»»
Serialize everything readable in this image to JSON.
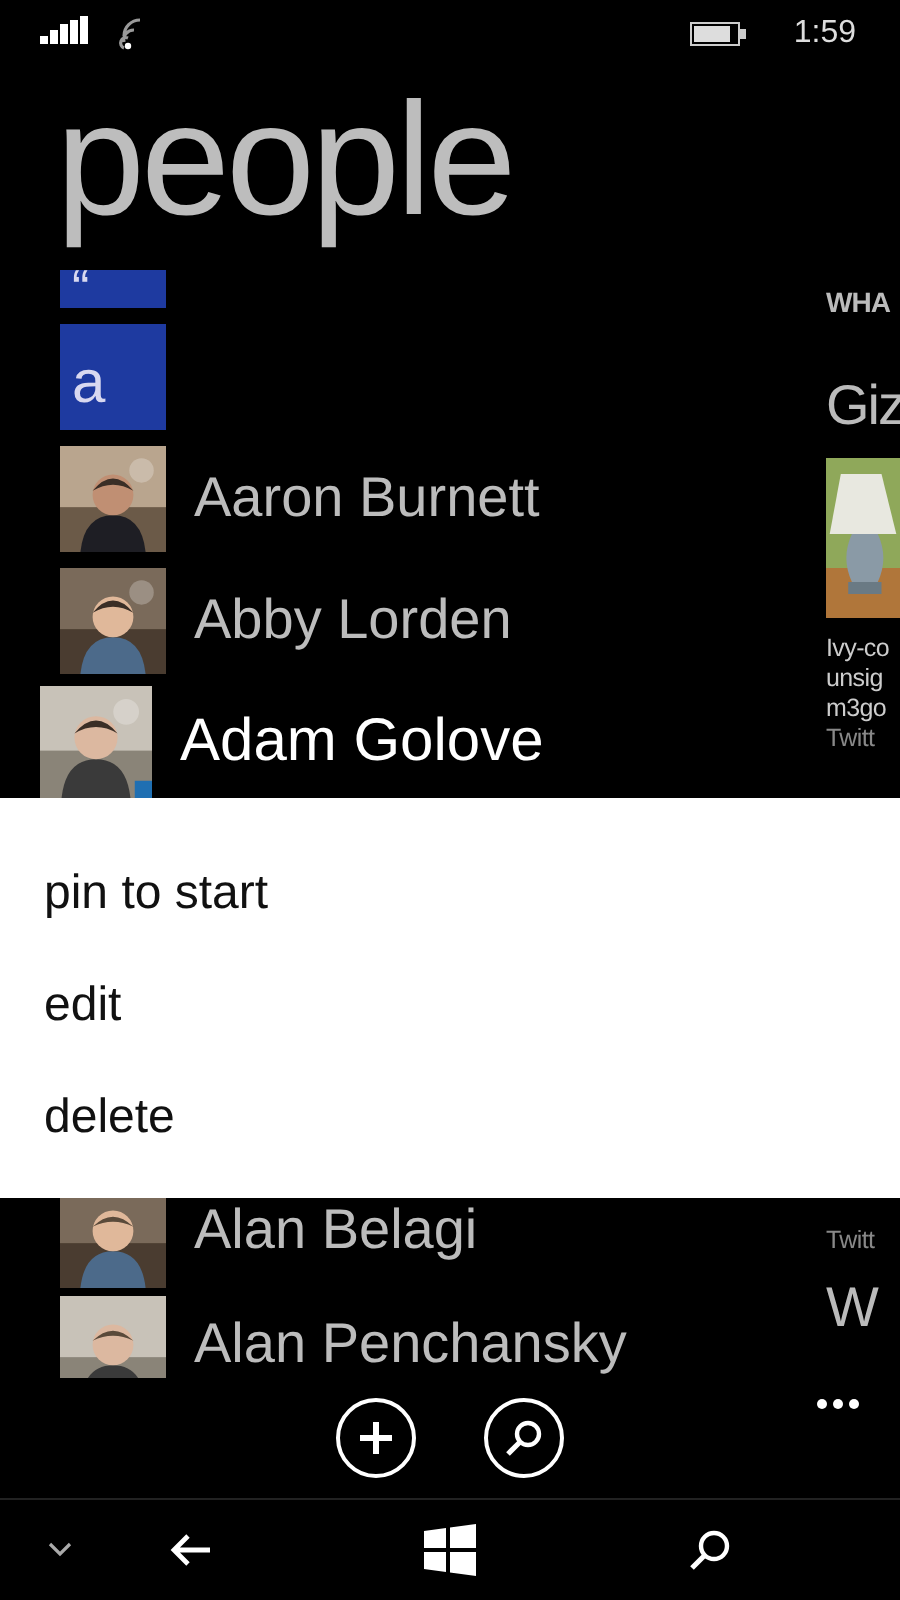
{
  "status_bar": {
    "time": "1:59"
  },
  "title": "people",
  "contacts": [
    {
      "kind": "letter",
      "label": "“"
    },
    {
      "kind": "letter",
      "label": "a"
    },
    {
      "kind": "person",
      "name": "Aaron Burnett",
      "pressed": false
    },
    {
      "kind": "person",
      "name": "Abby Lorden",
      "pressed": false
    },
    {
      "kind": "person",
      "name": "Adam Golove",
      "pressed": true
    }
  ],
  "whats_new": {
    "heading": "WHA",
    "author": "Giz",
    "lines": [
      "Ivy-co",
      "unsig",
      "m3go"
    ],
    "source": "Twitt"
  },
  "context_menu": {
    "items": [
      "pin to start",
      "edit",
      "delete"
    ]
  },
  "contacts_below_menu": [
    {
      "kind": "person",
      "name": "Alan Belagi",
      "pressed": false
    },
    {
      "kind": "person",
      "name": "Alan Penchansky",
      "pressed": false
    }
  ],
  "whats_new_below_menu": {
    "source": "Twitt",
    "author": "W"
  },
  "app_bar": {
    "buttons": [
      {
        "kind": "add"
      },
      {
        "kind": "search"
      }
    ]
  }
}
««
Omit every picture, then reproduce the rest of the listing exactly.

Serialize everything readable in this image to JSON.
{
  "status_bar": {
    "time": "1:59"
  },
  "title": "people",
  "contacts": [
    {
      "kind": "letter",
      "label": "“"
    },
    {
      "kind": "letter",
      "label": "a"
    },
    {
      "kind": "person",
      "name": "Aaron Burnett",
      "pressed": false
    },
    {
      "kind": "person",
      "name": "Abby Lorden",
      "pressed": false
    },
    {
      "kind": "person",
      "name": "Adam Golove",
      "pressed": true
    }
  ],
  "whats_new": {
    "heading": "WHA",
    "author": "Giz",
    "lines": [
      "Ivy-co",
      "unsig",
      "m3go"
    ],
    "source": "Twitt"
  },
  "context_menu": {
    "items": [
      "pin to start",
      "edit",
      "delete"
    ]
  },
  "contacts_below_menu": [
    {
      "kind": "person",
      "name": "Alan Belagi",
      "pressed": false
    },
    {
      "kind": "person",
      "name": "Alan Penchansky",
      "pressed": false
    }
  ],
  "whats_new_below_menu": {
    "source": "Twitt",
    "author": "W"
  },
  "app_bar": {
    "buttons": [
      {
        "kind": "add"
      },
      {
        "kind": "search"
      }
    ]
  }
}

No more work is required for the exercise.